*STATED EXERCISE:*
Each record below should appear again exactly as written.
====== ENTRIES SUPPLIED ======
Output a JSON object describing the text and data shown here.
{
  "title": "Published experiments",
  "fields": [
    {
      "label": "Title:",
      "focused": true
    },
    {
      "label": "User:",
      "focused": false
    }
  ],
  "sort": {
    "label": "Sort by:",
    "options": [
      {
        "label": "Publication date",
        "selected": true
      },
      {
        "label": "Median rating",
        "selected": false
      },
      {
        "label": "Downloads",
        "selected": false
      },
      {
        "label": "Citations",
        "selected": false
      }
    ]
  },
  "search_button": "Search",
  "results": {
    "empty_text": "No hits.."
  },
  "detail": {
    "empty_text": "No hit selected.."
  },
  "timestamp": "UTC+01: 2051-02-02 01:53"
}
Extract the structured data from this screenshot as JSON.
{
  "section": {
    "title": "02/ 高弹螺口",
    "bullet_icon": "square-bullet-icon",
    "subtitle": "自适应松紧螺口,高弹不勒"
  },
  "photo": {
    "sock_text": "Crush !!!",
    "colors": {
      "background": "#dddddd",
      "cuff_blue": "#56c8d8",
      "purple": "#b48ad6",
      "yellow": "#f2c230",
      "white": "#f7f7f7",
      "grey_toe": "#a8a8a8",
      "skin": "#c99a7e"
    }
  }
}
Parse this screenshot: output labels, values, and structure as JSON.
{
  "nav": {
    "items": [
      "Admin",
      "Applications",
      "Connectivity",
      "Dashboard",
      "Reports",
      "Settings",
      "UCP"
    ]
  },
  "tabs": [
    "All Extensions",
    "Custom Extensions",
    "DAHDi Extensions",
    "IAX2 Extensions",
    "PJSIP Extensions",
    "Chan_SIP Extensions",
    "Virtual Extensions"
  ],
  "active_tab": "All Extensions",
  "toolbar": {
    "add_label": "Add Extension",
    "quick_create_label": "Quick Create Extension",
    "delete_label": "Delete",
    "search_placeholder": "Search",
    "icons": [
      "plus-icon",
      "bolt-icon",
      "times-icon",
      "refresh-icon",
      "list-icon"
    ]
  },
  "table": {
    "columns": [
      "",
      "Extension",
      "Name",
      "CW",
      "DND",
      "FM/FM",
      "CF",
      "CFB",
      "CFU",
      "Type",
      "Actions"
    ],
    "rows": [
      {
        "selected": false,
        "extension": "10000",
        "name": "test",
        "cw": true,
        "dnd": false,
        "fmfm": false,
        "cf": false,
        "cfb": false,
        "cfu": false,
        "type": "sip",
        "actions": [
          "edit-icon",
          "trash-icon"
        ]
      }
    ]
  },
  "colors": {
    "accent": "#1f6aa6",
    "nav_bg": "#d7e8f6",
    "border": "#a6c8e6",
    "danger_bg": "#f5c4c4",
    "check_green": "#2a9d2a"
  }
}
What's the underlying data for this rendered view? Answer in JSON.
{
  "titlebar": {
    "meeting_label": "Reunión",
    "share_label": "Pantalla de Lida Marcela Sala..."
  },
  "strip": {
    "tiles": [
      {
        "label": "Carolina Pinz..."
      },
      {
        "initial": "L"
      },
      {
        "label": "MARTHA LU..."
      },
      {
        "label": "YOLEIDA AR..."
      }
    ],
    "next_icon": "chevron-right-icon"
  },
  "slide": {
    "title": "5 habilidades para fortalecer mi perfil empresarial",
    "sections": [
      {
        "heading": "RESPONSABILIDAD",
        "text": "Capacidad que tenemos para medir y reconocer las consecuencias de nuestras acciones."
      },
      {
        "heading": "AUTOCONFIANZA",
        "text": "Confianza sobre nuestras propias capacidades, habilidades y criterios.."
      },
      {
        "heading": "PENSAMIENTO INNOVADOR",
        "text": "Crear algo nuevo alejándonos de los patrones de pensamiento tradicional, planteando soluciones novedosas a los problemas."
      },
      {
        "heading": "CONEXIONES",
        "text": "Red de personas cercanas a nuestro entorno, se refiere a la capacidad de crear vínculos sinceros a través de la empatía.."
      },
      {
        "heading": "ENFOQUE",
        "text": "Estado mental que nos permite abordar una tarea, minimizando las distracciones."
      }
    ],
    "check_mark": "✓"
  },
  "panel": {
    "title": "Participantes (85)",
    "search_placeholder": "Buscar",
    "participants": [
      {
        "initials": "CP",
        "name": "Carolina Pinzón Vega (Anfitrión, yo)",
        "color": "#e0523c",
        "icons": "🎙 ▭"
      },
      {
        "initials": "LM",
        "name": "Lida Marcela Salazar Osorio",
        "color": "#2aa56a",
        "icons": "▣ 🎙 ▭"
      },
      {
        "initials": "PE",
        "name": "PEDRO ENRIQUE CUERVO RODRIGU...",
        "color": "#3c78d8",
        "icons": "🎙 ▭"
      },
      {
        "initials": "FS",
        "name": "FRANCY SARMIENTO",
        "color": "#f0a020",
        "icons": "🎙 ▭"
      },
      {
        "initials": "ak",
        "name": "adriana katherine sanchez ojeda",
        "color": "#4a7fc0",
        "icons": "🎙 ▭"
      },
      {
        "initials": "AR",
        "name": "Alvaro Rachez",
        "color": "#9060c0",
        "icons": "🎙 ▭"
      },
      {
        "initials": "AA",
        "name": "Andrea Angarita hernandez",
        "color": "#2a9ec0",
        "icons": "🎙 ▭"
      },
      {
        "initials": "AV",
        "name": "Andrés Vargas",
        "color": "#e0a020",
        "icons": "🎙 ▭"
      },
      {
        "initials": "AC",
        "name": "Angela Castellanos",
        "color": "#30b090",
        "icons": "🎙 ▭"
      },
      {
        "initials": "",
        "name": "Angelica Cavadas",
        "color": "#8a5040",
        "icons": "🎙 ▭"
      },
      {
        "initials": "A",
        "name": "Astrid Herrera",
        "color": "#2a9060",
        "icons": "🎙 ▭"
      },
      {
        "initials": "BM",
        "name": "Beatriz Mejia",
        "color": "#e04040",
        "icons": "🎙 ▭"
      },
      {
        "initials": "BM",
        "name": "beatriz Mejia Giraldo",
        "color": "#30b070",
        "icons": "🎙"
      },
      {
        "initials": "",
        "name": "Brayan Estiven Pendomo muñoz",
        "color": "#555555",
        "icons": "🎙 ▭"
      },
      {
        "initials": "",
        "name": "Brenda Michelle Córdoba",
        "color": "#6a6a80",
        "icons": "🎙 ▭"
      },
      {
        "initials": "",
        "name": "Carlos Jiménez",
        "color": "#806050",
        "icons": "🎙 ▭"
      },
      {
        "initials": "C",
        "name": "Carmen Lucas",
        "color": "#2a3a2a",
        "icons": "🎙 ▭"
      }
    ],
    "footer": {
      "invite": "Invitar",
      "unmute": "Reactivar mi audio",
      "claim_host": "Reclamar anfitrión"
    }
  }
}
======
*THE RESPONSE:*
Output a JSON object describing the text and data shown here.
{
  "title": "Published experiments",
  "fields": [
    {
      "label": "Title:",
      "focused": true
    },
    {
      "label": "User:",
      "focused": false
    }
  ],
  "sort": {
    "label": "Sort by:",
    "options": [
      {
        "label": "Publication date",
        "selected": true
      },
      {
        "label": "Median rating",
        "selected": false
      },
      {
        "label": "Downloads",
        "selected": false
      },
      {
        "label": "Citations",
        "selected": false
      }
    ]
  },
  "search_button": "Search",
  "results": {
    "empty_text": "No hits.."
  },
  "detail": {
    "empty_text": "No hit selected.."
  },
  "timestamp": "UTC+01: 2051-02-02 01:53"
}
Extract the structured data from this screenshot as JSON.
{
  "section": {
    "title": "02/ 高弹螺口",
    "bullet_icon": "square-bullet-icon",
    "subtitle": "自适应松紧螺口,高弹不勒"
  },
  "photo": {
    "sock_text": "Crush !!!",
    "colors": {
      "background": "#dddddd",
      "cuff_blue": "#56c8d8",
      "purple": "#b48ad6",
      "yellow": "#f2c230",
      "white": "#f7f7f7",
      "grey_toe": "#a8a8a8",
      "skin": "#c99a7e"
    }
  }
}
Parse this screenshot: output labels, values, and structure as JSON.
{
  "nav": {
    "items": [
      "Admin",
      "Applications",
      "Connectivity",
      "Dashboard",
      "Reports",
      "Settings",
      "UCP"
    ]
  },
  "tabs": [
    "All Extensions",
    "Custom Extensions",
    "DAHDi Extensions",
    "IAX2 Extensions",
    "PJSIP Extensions",
    "Chan_SIP Extensions",
    "Virtual Extensions"
  ],
  "active_tab": "All Extensions",
  "toolbar": {
    "add_label": "Add Extension",
    "quick_create_label": "Quick Create Extension",
    "delete_label": "Delete",
    "search_placeholder": "Search",
    "icons": [
      "plus-icon",
      "bolt-icon",
      "times-icon",
      "refresh-icon",
      "list-icon"
    ]
  },
  "table": {
    "columns": [
      "",
      "Extension",
      "Name",
      "CW",
      "DND",
      "FM/FM",
      "CF",
      "CFB",
      "CFU",
      "Type",
      "Actions"
    ],
    "rows": [
      {
        "selected": false,
        "extension": "10000",
        "name": "test",
        "cw": true,
        "dnd": false,
        "fmfm": false,
        "cf": false,
        "cfb": false,
        "cfu": false,
        "type": "sip",
        "actions": [
          "edit-icon",
          "trash-icon"
        ]
      }
    ]
  },
  "colors": {
    "accent": "#1f6aa6",
    "nav_bg": "#d7e8f6",
    "border": "#a6c8e6",
    "danger_bg": "#f5c4c4",
    "check_green": "#2a9d2a"
  }
}
What's the underlying data for this rendered view? Answer in JSON.
{
  "titlebar": {
    "meeting_label": "Reunión",
    "share_label": "Pantalla de Lida Marcela Sala..."
  },
  "strip": {
    "tiles": [
      {
        "label": "Carolina Pinz..."
      },
      {
        "initial": "L"
      },
      {
        "label": "MARTHA LU..."
      },
      {
        "label": "YOLEIDA AR..."
      }
    ],
    "next_icon": "chevron-right-icon"
  },
  "slide": {
    "title": "5 habilidades para fortalecer mi perfil empresarial",
    "sections": [
      {
        "heading": "RESPONSABILIDAD",
        "text": "Capacidad que tenemos para medir y reconocer las consecuencias de nuestras acciones."
      },
      {
        "heading": "AUTOCONFIANZA",
        "text": "Confianza sobre nuestras propias capacidades, habilidades y criterios.."
      },
      {
        "heading": "PENSAMIENTO INNOVADOR",
        "text": "Crear algo nuevo alejándonos de los patrones de pensamiento tradicional, planteando soluciones novedosas a los problemas."
      },
      {
        "heading": "CONEXIONES",
        "text": "Red de personas cercanas a nuestro entorno, se refiere a la capacidad de crear vínculos sinceros a través de la empatía.."
      },
      {
        "heading": "ENFOQUE",
        "text": "Estado mental que nos permite abordar una tarea, minimizando las distracciones."
      }
    ],
    "check_mark": "✓"
  },
  "panel": {
    "title": "Participantes (85)",
    "search_placeholder": "Buscar",
    "participants": [
      {
        "initials": "CP",
        "name": "Carolina Pinzón Vega (Anfitrión, yo)",
        "color": "#e0523c",
        "icons": "🎙 ▭"
      },
      {
        "initials": "LM",
        "name": "Lida Marcela Salazar Osorio",
        "color": "#2aa56a",
        "icons": "▣ 🎙 ▭"
      },
      {
        "initials": "PE",
        "name": "PEDRO ENRIQUE CUERVO RODRIGU...",
        "color": "#3c78d8",
        "icons": "🎙 ▭"
      },
      {
        "initials": "FS",
        "name": "FRANCY SARMIENTO",
        "color": "#f0a020",
        "icons": "🎙 ▭"
      },
      {
        "initials": "ak",
        "name": "adriana katherine sanchez ojeda",
        "color": "#4a7fc0",
        "icons": "🎙 ▭"
      },
      {
        "initials": "AR",
        "name": "Alvaro Rachez",
        "color": "#9060c0",
        "icons": "🎙 ▭"
      },
      {
        "initials": "AA",
        "name": "Andrea Angarita hernandez",
        "color": "#2a9ec0",
        "icons": "🎙 ▭"
      },
      {
        "initials": "AV",
        "name": "Andrés Vargas",
        "color": "#e0a020",
        "icons": "🎙 ▭"
      },
      {
        "initials": "AC",
        "name": "Angela Castellanos",
        "color": "#30b090",
        "icons": "🎙 ▭"
      },
      {
        "initials": "",
        "name": "Angelica Cavadas",
        "color": "#8a5040",
        "icons": "🎙 ▭"
      },
      {
        "initials": "A",
        "name": "Astrid Herrera",
        "color": "#2a9060",
        "icons": "🎙 ▭"
      },
      {
        "initials": "BM",
        "name": "Beatriz Mejia",
        "color": "#e04040",
        "icons": "🎙 ▭"
      },
      {
        "initials": "BM",
        "name": "beatriz Mejia Giraldo",
        "color": "#30b070",
        "icons": "🎙"
      },
      {
        "initials": "",
        "name": "Brayan Estiven Pendomo muñoz",
        "color": "#555555",
        "icons": "🎙 ▭"
      },
      {
        "initials": "",
        "name": "Brenda Michelle Córdoba",
        "color": "#6a6a80",
        "icons": "🎙 ▭"
      },
      {
        "initials": "",
        "name": "Carlos Jiménez",
        "color": "#806050",
        "icons": "🎙 ▭"
      },
      {
        "initials": "C",
        "name": "Carmen Lucas",
        "color": "#2a3a2a",
        "icons": "🎙 ▭"
      }
    ],
    "footer": {
      "invite": "Invitar",
      "unmute": "Reactivar mi audio",
      "claim_host": "Reclamar anfitrión"
    }
  }
}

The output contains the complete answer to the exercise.